WHAT YOU HAVE TO DO: Set down every record once more, exactly as given.

━━━━━━━━━━━━━━━━━━━━━━━━━━━━━━

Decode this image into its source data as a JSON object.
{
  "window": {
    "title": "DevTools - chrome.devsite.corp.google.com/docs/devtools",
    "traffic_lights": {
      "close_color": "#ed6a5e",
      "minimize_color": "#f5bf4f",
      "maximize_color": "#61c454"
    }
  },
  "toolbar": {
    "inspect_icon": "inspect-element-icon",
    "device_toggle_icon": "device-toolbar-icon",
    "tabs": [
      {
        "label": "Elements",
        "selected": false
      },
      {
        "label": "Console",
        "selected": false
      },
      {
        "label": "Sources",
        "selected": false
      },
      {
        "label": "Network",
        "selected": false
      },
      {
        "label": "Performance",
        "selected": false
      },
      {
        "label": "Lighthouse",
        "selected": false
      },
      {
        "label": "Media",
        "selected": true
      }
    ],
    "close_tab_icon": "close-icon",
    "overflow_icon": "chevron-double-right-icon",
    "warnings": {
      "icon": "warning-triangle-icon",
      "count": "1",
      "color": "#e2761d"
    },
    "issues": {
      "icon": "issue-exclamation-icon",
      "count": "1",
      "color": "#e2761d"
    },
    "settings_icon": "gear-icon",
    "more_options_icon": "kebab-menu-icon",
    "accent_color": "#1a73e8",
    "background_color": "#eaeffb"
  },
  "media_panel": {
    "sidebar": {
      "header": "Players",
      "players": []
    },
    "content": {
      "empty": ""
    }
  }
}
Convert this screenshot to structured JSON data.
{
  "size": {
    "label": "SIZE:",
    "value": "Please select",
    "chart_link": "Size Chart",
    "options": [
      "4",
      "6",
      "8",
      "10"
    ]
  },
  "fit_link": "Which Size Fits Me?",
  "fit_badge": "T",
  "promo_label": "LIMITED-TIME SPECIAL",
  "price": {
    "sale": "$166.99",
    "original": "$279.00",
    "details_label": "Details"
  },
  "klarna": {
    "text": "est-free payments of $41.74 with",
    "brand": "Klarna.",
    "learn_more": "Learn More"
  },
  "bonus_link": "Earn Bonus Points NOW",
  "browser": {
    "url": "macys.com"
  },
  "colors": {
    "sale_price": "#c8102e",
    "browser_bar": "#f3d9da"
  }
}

━━━━━━━━━━━━━━━━━━━━━━━━━━━━━━

TASK RESPONSE:
Decode this image into its source data as a JSON object.
{
  "window": {
    "title": "DevTools - chrome.devsite.corp.google.com/docs/devtools",
    "traffic_lights": {
      "close_color": "#ed6a5e",
      "minimize_color": "#f5bf4f",
      "maximize_color": "#61c454"
    }
  },
  "toolbar": {
    "inspect_icon": "inspect-element-icon",
    "device_toggle_icon": "device-toolbar-icon",
    "tabs": [
      {
        "label": "Elements",
        "selected": false
      },
      {
        "label": "Console",
        "selected": false
      },
      {
        "label": "Sources",
        "selected": false
      },
      {
        "label": "Network",
        "selected": false
      },
      {
        "label": "Performance",
        "selected": false
      },
      {
        "label": "Lighthouse",
        "selected": false
      },
      {
        "label": "Media",
        "selected": true
      }
    ],
    "close_tab_icon": "close-icon",
    "overflow_icon": "chevron-double-right-icon",
    "warnings": {
      "icon": "warning-triangle-icon",
      "count": "1",
      "color": "#e2761d"
    },
    "issues": {
      "icon": "issue-exclamation-icon",
      "count": "1",
      "color": "#e2761d"
    },
    "settings_icon": "gear-icon",
    "more_options_icon": "kebab-menu-icon",
    "accent_color": "#1a73e8",
    "background_color": "#eaeffb"
  },
  "media_panel": {
    "sidebar": {
      "header": "Players",
      "players": []
    },
    "content": {
      "empty": ""
    }
  }
}
Convert this screenshot to structured JSON data.
{
  "size": {
    "label": "SIZE:",
    "value": "Please select",
    "chart_link": "Size Chart",
    "options": [
      "4",
      "6",
      "8",
      "10"
    ]
  },
  "fit_link": "Which Size Fits Me?",
  "fit_badge": "T",
  "promo_label": "LIMITED-TIME SPECIAL",
  "price": {
    "sale": "$166.99",
    "original": "$279.00",
    "details_label": "Details"
  },
  "klarna": {
    "text": "est-free payments of $41.74 with",
    "brand": "Klarna.",
    "learn_more": "Learn More"
  },
  "bonus_link": "Earn Bonus Points NOW",
  "browser": {
    "url": "macys.com"
  },
  "colors": {
    "sale_price": "#c8102e",
    "browser_bar": "#f3d9da"
  }
}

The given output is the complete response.